◆ Supplied data ◆
□ □ □

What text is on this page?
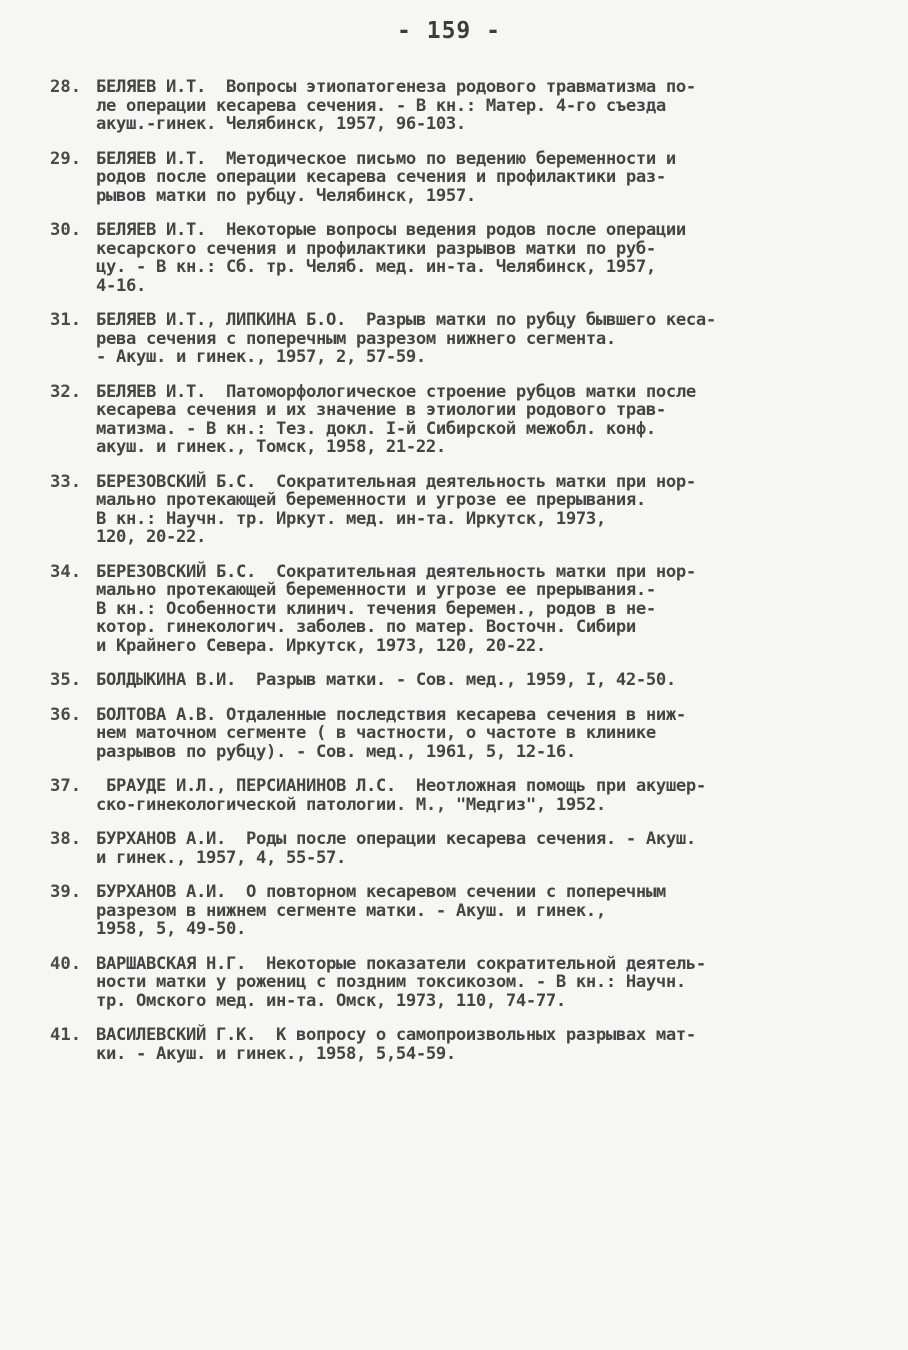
- 159 -
28. БЕЛЯЕВ И.Т.  Вопросы этиопатогенеза родового травматизма по-
ле операции кесарева сечения. - В кн.: Матер. 4-го съезда
акуш.-гинек. Челябинск, 1957, 96-103.
29. БЕЛЯЕВ И.Т.  Методическое письмо по ведению беременности и
родов после операции кесарева сечения и профилактики раз-
рывов матки по рубцу. Челябинск, 1957.
30. БЕЛЯЕВ И.Т.  Некоторые вопросы ведения родов после операции
кесарского сечения и профилактики разрывов матки по руб-
цу. - В кн.: Сб. тр. Челяб. мед. ин-та. Челябинск, 1957,
4-16.
31. БЕЛЯЕВ И.Т., ЛИПКИНА Б.О.  Разрыв матки по рубцу бывшего кеса-
рева сечения с поперечным разрезом нижнего сегмента.
- Акуш. и гинек., 1957, 2, 57-59.
32. БЕЛЯЕВ И.Т.  Патоморфологическое строение рубцов матки после
кесарева сечения и их значение в этиологии родового трав-
матизма. - В кн.: Тез. докл. I-й Сибирской межобл. конф.
акуш. и гинек., Томск, 1958, 21-22.
33. БЕРЕЗОВСКИЙ Б.С.  Сократительная деятельность матки при нор-
мально протекающей беременности и угрозе ее прерывания.
В кн.: Научн. тр. Иркут. мед. ин-та. Иркутск, 1973,
120, 20-22.
34. БЕРЕЗОВСКИЙ Б.С.  Сократительная деятельность матки при нор-
мально протекающей беременности и угрозе ее прерывания.-
В кн.: Особенности клинич. течения беремен., родов в не-
котор. гинекологич. заболев. по матер. Восточн. Сибири
и Крайнего Севера. Иркутск, 1973, 120, 20-22.
35. БОЛДЫКИНА В.И.  Разрыв матки. - Сов. мед., 1959, I, 42-50.
36. БОЛТОВА А.В. Отдаленные последствия кесарева сечения в ниж-
нем маточном сегменте ( в частности, о частоте в клинике
разрывов по рубцу). - Сов. мед., 1961, 5, 12-16.
37.	БРАУДЕ И.Л., ПЕРСИАНИНОВ Л.С.  Неотложная помощь при акушер-
ско-гинекологической патологии. М., "Медгиз", 1952.
38. БУРХАНОВ А.И.  Роды после операции кесарева сечения. - Акуш.
и гинек., 1957, 4, 55-57.
39. БУРХАНОВ А.И.  О повторном кесаревом сечении с поперечным
разрезом в нижнем сегменте матки. - Акуш. и гинек.,
1958, 5, 49-50.
40. ВАРШАВСКАЯ Н.Г.  Некоторые показатели сократительной деятель-
ности матки у рожениц с поздним токсикозом. - В кн.: Научн.
тр. Омского мед. ин-та. Омск, 1973, 110, 74-77.
41. ВАСИЛЕВСКИЙ Г.К.  К вопросу о самопроизвольных разрывах мат-
ки. - Акуш. и гинек., 1958, 5,54-59.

□ □ □

◆ Challenge ◆
Repeat the material above in full and exactly, apart from the pictures.

◆ Response ◆
What text is on this page?
- 159 -
28. БЕЛЯЕВ И.Т.  Вопросы этиопатогенеза родового травматизма по-
ле операции кесарева сечения. - В кн.: Матер. 4-го съезда
акуш.-гинек. Челябинск, 1957, 96-103.
29. БЕЛЯЕВ И.Т.  Методическое письмо по ведению беременности и
родов после операции кесарева сечения и профилактики раз-
рывов матки по рубцу. Челябинск, 1957.
30. БЕЛЯЕВ И.Т.  Некоторые вопросы ведения родов после операции
кесарского сечения и профилактики разрывов матки по руб-
цу. - В кн.: Сб. тр. Челяб. мед. ин-та. Челябинск, 1957,
4-16.
31. БЕЛЯЕВ И.Т., ЛИПКИНА Б.О.  Разрыв матки по рубцу бывшего кеса-
рева сечения с поперечным разрезом нижнего сегмента.
- Акуш. и гинек., 1957, 2, 57-59.
32. БЕЛЯЕВ И.Т.  Патоморфологическое строение рубцов матки после
кесарева сечения и их значение в этиологии родового трав-
матизма. - В кн.: Тез. докл. I-й Сибирской межобл. конф.
акуш. и гинек., Томск, 1958, 21-22.
33. БЕРЕЗОВСКИЙ Б.С.  Сократительная деятельность матки при нор-
мально протекающей беременности и угрозе ее прерывания.
В кн.: Научн. тр. Иркут. мед. ин-та. Иркутск, 1973,
120, 20-22.
34. БЕРЕЗОВСКИЙ Б.С.  Сократительная деятельность матки при нор-
мально протекающей беременности и угрозе ее прерывания.-
В кн.: Особенности клинич. течения беремен., родов в не-
котор. гинекологич. заболев. по матер. Восточн. Сибири
и Крайнего Севера. Иркутск, 1973, 120, 20-22.
35. БОЛДЫКИНА В.И.  Разрыв матки. - Сов. мед., 1959, I, 42-50.
36. БОЛТОВА А.В. Отдаленные последствия кесарева сечения в ниж-
нем маточном сегменте ( в частности, о частоте в клинике
разрывов по рубцу). - Сов. мед., 1961, 5, 12-16.
37.	БРАУДЕ И.Л., ПЕРСИАНИНОВ Л.С.  Неотложная помощь при акушер-
ско-гинекологической патологии. М., "Медгиз", 1952.
38. БУРХАНОВ А.И.  Роды после операции кесарева сечения. - Акуш.
и гинек., 1957, 4, 55-57.
39. БУРХАНОВ А.И.  О повторном кесаревом сечении с поперечным
разрезом в нижнем сегменте матки. - Акуш. и гинек.,
1958, 5, 49-50.
40. ВАРШАВСКАЯ Н.Г.  Некоторые показатели сократительной деятель-
ности матки у рожениц с поздним токсикозом. - В кн.: Научн.
тр. Омского мед. ин-та. Омск, 1973, 110, 74-77.
41. ВАСИЛЕВСКИЙ Г.К.  К вопросу о самопроизвольных разрывах мат-
ки. - Акуш. и гинек., 1958, 5,54-59.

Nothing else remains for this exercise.